:: WHAT THE TASK REQUIRES ::
Within the records that follow, find every line containing the string "ノートレット". Copy those lines.

:: DATA SHOWN ::
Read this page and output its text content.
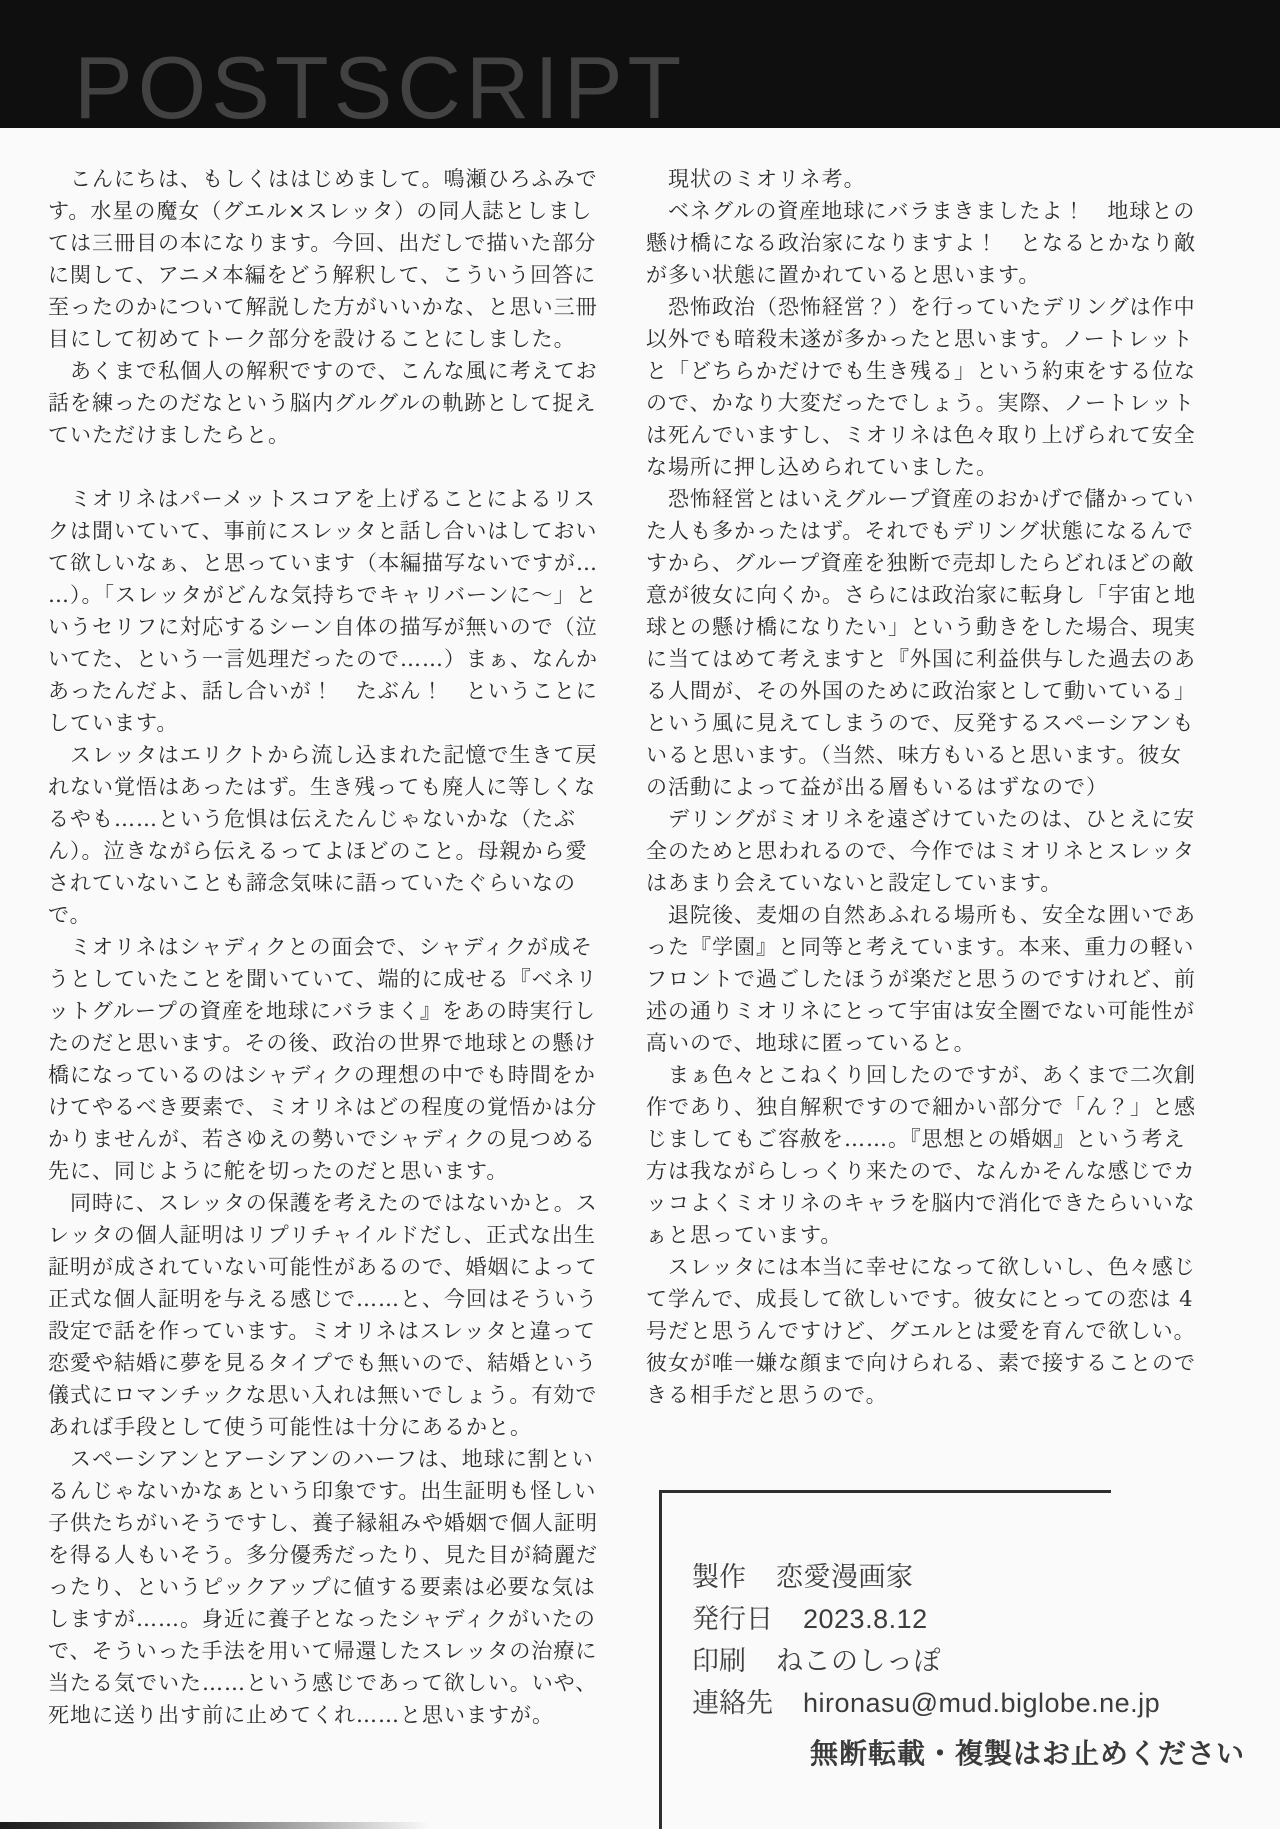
POSTSCRIPT
　こんにちは、もしくははじめまして。鳴瀬ひろふみで
す。水星の魔女（グエル×スレッタ）の同人誌としまし
ては三冊目の本になります。今回、出だしで描いた部分
に関して、アニメ本編をどう解釈して、こういう回答に
至ったのかについて解説した方がいいかな、と思い三冊
目にして初めてトーク部分を設けることにしました。
　あくまで私個人の解釈ですので、こんな風に考えてお
話を練ったのだなという脳内グルグルの軌跡として捉え
ていただけましたらと。
　ミオリネはパーメットスコアを上げることによるリス
クは聞いていて、事前にスレッタと話し合いはしておい
て欲しいなぁ、と思っています（本編描写ないですが…
…）。「スレッタがどんな気持ちでキャリバーンに～」と
いうセリフに対応するシーン自体の描写が無いので（泣
いてた、という一言処理だったので……）まぁ、なんか
あったんだよ、話し合いが！　たぶん！　ということに
しています。
　スレッタはエリクトから流し込まれた記憶で生きて戻
れない覚悟はあったはず。生き残っても廃人に等しくな
るやも……という危惧は伝えたんじゃないかな（たぶ
ん）。泣きながら伝えるってよほどのこと。母親から愛
されていないことも諦念気味に語っていたぐらいなの
で。
　ミオリネはシャディクとの面会で、シャディクが成そ
うとしていたことを聞いていて、端的に成せる『ベネリ
ットグループの資産を地球にバラまく』をあの時実行し
たのだと思います。その後、政治の世界で地球との懸け
橋になっているのはシャディクの理想の中でも時間をか
けてやるべき要素で、ミオリネはどの程度の覚悟かは分
かりませんが、若さゆえの勢いでシャディクの見つめる
先に、同じように舵を切ったのだと思います。
　同時に、スレッタの保護を考えたのではないかと。ス
レッタの個人証明はリプリチャイルドだし、正式な出生
証明が成されていない可能性があるので、婚姻によって
正式な個人証明を与える感じで……と、今回はそういう
設定で話を作っています。ミオリネはスレッタと違って
恋愛や結婚に夢を見るタイプでも無いので、結婚という
儀式にロマンチックな思い入れは無いでしょう。有効で
あれば手段として使う可能性は十分にあるかと。
　スペーシアンとアーシアンのハーフは、地球に割とい
るんじゃないかなぁという印象です。出生証明も怪しい
子供たちがいそうですし、養子縁組みや婚姻で個人証明
を得る人もいそう。多分優秀だったり、見た目が綺麗だ
ったり、というピックアップに値する要素は必要な気は
しますが……。身近に養子となったシャディクがいたの
で、そういった手法を用いて帰還したスレッタの治療に
当たる気でいた……という感じであって欲しい。いや、
死地に送り出す前に止めてくれ……と思いますが。
　現状のミオリネ考。
　ベネグルの資産地球にバラまきましたよ！　地球との
懸け橋になる政治家になりますよ！　となるとかなり敵
が多い状態に置かれていると思います。
　恐怖政治（恐怖経営？）を行っていたデリングは作中
以外でも暗殺未遂が多かったと思います。ノートレット
と「どちらかだけでも生き残る」という約束をする位な
ので、かなり大変だったでしょう。実際、ノートレット
は死んでいますし、ミオリネは色々取り上げられて安全
な場所に押し込められていました。
　恐怖経営とはいえグループ資産のおかげで儲かってい
た人も多かったはず。それでもデリング状態になるんで
すから、グループ資産を独断で売却したらどれほどの敵
意が彼女に向くか。さらには政治家に転身し「宇宙と地
球との懸け橋になりたい」という動きをした場合、現実
に当てはめて考えますと『外国に利益供与した過去のあ
る人間が、その外国のために政治家として動いている」
という風に見えてしまうので、反発するスペーシアンも
いると思います。（当然、味方もいると思います。彼女
の活動によって益が出る層もいるはずなので）
　デリングがミオリネを遠ざけていたのは、ひとえに安
全のためと思われるので、今作ではミオリネとスレッタ
はあまり会えていないと設定しています。
　退院後、麦畑の自然あふれる場所も、安全な囲いであ
った『学園』と同等と考えています。本来、重力の軽い
フロントで過ごしたほうが楽だと思うのですけれど、前
述の通りミオリネにとって宇宙は安全圏でない可能性が
高いので、地球に匿っていると。
　まぁ色々とこねくり回したのですが、あくまで二次創
作であり、独自解釈ですので細かい部分で「ん？」と感
じましてもご容赦を……。『思想との婚姻』という考え
方は我ながらしっくり来たので、なんかそんな感じでカ
ッコよくミオリネのキャラを脳内で消化できたらいいな
ぁと思っています。
　スレッタには本当に幸せになって欲しいし、色々感じ
て学んで、成長して欲しいです。彼女にとっての恋は 4
号だと思うんですけど、グエルとは愛を育んで欲しい。
彼女が唯一嫌な顔まで向けられる、素で接することので
きる相手だと思うので。
製作 恋愛漫画家
発行日 2023.8.12
印刷 ねこのしっぽ
連絡先 hironasu@mud.biglobe.ne.jp
無断転載・複製はお止めください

:: TASK RESPONSE ::
以外でも暗殺未遂が多かったと思います。ノートレット
ので、かなり大変だったでしょう。実際、ノートレット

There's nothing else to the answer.